Directions: All lines from the one with "What data populates" to the end need to be copied exactly, with nothing before them.

Records contained in a dataset:
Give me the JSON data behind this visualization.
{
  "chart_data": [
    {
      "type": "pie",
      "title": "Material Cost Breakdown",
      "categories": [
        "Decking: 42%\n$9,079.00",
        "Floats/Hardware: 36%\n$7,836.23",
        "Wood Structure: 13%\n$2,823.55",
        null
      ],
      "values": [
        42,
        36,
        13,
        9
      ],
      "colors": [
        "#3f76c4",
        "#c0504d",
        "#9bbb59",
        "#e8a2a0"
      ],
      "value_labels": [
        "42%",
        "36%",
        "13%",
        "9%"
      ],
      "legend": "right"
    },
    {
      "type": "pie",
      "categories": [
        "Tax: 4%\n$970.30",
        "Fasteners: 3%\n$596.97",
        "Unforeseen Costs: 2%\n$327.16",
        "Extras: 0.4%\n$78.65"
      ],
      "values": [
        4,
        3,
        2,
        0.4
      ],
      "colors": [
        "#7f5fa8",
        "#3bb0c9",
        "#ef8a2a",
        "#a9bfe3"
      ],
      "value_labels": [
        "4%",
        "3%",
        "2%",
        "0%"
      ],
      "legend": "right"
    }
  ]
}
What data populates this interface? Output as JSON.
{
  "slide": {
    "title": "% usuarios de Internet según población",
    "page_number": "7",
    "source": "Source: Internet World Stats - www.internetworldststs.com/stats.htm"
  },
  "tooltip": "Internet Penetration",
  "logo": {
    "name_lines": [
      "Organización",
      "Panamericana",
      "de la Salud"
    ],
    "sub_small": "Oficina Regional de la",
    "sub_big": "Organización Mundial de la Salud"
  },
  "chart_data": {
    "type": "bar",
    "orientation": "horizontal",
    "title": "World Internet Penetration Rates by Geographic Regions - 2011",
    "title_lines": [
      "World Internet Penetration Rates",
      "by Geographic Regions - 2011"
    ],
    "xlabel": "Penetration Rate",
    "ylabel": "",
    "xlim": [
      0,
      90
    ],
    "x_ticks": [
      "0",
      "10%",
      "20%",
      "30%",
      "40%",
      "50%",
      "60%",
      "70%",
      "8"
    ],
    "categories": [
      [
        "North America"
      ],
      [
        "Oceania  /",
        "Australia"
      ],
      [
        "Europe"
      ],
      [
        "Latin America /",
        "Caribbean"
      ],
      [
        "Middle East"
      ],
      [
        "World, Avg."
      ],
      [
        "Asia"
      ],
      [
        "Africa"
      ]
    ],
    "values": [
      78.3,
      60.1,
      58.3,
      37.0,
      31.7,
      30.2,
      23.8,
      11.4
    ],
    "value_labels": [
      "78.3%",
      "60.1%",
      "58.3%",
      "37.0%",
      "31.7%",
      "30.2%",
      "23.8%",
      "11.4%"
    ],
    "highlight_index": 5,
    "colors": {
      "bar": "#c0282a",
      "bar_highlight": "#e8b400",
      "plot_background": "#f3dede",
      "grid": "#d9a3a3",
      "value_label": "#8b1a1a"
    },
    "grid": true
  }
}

Answer to the task:
What data populates this interface? Output as JSON.
{
  "slide": {
    "title": "% usuarios de Internet según población",
    "page_number": "7",
    "source": "Source: Internet World Stats - www.internetworldststs.com/stats.htm"
  },
  "tooltip": "Internet Penetration",
  "logo": {
    "name_lines": [
      "Organización",
      "Panamericana",
      "de la Salud"
    ],
    "sub_small": "Oficina Regional de la",
    "sub_big": "Organización Mundial de la Salud"
  },
  "chart_data": {
    "type": "bar",
    "orientation": "horizontal",
    "title": "World Internet Penetration Rates by Geographic Regions - 2011",
    "title_lines": [
      "World Internet Penetration Rates",
      "by Geographic Regions - 2011"
    ],
    "xlabel": "Penetration Rate",
    "ylabel": "",
    "xlim": [
      0,
      90
    ],
    "x_ticks": [
      "0",
      "10%",
      "20%",
      "30%",
      "40%",
      "50%",
      "60%",
      "70%",
      "8"
    ],
    "categories": [
      [
        "North America"
      ],
      [
        "Oceania  /",
        "Australia"
      ],
      [
        "Europe"
      ],
      [
        "Latin America /",
        "Caribbean"
      ],
      [
        "Middle East"
      ],
      [
        "World, Avg."
      ],
      [
        "Asia"
      ],
      [
        "Africa"
      ]
    ],
    "values": [
      78.3,
      60.1,
      58.3,
      37.0,
      31.7,
      30.2,
      23.8,
      11.4
    ],
    "value_labels": [
      "78.3%",
      "60.1%",
      "58.3%",
      "37.0%",
      "31.7%",
      "30.2%",
      "23.8%",
      "11.4%"
    ],
    "highlight_index": 5,
    "colors": {
      "bar": "#c0282a",
      "bar_highlight": "#e8b400",
      "plot_background": "#f3dede",
      "grid": "#d9a3a3",
      "value_label": "#8b1a1a"
    },
    "grid": true
  }
}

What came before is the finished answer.